■ WHAT THE EXERCISE ASKS ■
Your answer should consist of the lines in the data below that contain "Output".

[Data entries for graphics]
________________________
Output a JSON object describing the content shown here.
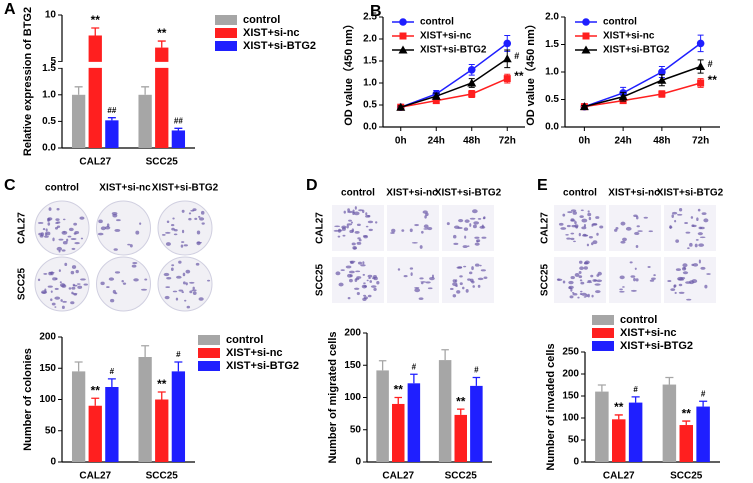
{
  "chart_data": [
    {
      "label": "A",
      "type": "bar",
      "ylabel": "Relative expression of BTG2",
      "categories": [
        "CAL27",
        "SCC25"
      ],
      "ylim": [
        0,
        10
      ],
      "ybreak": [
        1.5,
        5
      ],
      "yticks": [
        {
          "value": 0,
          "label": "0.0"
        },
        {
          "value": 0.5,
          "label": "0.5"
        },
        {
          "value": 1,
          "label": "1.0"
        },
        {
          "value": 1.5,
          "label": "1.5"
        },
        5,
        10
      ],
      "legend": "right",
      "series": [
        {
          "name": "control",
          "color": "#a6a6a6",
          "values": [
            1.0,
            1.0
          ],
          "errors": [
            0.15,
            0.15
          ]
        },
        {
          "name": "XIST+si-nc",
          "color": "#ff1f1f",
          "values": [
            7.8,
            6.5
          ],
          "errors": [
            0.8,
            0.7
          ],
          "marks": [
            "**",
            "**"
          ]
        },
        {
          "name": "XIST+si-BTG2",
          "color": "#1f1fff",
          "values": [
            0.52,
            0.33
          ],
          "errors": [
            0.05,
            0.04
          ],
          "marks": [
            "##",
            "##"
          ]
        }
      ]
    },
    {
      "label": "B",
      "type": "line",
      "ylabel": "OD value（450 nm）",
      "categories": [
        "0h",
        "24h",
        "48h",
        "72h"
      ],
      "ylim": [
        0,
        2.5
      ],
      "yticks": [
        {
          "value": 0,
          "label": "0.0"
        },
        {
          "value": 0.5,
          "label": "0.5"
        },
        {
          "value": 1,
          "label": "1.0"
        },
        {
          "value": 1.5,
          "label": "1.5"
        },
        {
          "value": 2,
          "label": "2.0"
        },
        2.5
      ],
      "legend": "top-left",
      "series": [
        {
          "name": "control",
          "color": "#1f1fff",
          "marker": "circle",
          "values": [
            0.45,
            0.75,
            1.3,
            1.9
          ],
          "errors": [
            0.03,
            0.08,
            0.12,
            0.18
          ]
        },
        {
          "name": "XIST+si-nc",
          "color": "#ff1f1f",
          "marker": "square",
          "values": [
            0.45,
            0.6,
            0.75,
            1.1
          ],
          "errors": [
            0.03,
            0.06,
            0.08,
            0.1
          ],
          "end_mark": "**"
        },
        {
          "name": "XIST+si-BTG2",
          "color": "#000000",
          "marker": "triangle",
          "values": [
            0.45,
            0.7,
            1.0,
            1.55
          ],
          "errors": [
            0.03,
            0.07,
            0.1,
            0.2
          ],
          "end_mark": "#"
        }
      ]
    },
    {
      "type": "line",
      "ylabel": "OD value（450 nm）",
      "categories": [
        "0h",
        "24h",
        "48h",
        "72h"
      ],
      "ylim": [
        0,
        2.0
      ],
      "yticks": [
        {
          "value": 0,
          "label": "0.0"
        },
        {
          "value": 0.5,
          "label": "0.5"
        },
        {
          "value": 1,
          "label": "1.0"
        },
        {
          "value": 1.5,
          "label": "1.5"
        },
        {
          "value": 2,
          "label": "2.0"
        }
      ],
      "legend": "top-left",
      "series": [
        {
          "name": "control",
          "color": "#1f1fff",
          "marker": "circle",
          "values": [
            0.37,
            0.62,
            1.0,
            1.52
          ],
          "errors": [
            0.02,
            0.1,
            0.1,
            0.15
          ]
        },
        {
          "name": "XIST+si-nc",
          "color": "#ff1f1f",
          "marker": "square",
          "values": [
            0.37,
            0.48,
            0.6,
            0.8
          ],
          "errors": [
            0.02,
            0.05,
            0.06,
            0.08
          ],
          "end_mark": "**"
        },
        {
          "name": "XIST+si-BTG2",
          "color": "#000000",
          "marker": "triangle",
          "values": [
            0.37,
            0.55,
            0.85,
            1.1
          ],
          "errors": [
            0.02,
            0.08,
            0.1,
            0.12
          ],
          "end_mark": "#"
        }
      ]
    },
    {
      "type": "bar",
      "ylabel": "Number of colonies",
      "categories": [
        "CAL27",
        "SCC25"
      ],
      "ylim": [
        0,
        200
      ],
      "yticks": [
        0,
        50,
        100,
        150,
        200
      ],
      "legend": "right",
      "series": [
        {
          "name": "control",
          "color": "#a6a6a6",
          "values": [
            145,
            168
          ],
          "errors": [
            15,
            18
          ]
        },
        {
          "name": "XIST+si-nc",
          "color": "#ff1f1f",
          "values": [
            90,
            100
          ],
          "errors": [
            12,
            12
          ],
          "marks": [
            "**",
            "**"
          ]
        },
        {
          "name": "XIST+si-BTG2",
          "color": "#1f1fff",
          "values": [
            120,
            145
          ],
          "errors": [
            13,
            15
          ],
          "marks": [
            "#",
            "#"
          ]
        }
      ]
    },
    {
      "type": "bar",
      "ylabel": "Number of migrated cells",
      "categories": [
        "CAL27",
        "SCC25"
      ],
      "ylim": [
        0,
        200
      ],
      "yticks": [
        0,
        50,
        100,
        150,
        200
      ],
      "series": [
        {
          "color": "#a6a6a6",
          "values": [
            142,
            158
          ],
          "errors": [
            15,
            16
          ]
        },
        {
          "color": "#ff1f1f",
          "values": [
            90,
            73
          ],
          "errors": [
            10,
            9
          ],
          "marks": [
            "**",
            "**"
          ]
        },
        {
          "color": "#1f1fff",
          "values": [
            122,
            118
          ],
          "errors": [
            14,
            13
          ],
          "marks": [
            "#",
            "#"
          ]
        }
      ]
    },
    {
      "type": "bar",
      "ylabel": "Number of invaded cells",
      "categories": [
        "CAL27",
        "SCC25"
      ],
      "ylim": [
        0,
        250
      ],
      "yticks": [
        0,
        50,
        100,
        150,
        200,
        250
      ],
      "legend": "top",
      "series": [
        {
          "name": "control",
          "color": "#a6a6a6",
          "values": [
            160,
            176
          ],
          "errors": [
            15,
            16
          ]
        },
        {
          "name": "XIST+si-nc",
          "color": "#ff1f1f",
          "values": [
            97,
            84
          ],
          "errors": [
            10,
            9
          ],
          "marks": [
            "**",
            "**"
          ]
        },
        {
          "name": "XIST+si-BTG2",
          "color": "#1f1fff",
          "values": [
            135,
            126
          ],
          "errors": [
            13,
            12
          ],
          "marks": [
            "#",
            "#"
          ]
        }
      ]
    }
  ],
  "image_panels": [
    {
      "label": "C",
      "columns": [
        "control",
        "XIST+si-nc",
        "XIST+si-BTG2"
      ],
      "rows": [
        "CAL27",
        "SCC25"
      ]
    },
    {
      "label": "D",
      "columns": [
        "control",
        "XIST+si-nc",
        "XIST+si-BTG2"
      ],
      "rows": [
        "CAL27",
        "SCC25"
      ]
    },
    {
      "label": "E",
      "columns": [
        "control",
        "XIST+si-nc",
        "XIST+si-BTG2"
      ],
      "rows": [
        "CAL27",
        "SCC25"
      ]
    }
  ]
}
________________________
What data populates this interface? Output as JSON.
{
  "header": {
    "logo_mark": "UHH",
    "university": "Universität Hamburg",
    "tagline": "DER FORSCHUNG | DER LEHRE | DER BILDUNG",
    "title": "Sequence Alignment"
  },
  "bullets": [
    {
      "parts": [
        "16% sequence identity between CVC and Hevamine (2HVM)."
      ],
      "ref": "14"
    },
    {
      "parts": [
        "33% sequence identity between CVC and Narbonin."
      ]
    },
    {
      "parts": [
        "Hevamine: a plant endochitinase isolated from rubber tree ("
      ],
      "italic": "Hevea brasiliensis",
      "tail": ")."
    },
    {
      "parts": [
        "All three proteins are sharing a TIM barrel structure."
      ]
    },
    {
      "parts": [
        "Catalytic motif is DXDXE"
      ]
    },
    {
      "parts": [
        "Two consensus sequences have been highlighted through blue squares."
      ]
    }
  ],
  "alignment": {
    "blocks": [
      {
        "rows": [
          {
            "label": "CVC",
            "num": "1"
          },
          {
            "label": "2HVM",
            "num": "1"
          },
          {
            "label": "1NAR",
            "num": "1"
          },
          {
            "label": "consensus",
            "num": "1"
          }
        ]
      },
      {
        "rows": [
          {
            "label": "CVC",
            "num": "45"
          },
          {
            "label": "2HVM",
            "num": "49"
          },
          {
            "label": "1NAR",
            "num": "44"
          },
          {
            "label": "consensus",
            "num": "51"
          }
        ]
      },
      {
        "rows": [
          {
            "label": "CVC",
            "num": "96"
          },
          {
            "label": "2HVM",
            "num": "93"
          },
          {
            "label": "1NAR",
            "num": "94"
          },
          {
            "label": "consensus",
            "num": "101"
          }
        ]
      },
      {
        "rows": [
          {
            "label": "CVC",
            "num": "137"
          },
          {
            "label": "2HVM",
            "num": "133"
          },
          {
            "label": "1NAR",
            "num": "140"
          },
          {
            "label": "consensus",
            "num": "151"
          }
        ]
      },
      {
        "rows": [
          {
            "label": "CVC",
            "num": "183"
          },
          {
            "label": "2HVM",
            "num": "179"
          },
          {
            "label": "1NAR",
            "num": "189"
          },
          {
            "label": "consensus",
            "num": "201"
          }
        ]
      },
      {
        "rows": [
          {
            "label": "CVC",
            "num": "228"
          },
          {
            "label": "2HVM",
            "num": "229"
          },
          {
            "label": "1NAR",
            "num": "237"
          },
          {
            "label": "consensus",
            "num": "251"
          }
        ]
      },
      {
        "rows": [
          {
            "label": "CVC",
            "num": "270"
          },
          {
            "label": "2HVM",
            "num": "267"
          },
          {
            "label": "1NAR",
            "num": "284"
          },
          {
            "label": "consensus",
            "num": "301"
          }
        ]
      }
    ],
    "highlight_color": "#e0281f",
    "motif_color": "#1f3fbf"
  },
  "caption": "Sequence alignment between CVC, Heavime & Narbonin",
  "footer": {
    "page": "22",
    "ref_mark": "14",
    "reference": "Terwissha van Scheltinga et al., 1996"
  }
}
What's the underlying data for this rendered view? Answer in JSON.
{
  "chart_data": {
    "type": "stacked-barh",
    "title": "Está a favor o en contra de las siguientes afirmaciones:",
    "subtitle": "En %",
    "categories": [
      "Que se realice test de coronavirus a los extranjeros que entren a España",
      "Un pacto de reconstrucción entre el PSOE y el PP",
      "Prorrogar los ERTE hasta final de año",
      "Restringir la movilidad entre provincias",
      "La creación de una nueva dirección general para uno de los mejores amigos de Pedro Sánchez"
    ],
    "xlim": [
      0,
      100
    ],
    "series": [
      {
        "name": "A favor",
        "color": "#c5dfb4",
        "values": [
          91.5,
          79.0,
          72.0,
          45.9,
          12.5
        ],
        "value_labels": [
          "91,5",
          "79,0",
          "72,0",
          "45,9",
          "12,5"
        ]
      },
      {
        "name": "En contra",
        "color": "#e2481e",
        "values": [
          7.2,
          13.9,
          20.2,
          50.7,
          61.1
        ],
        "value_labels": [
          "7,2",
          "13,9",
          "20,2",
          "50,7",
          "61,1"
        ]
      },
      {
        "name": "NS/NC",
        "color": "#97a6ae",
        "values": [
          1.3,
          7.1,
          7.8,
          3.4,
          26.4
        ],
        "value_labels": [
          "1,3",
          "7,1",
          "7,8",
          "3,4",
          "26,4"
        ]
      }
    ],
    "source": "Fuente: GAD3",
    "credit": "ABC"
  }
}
________________________
■ TASK RESPONSE ■
Output a JSON object describing the content shown here.
What data populates this interface? Output as JSON.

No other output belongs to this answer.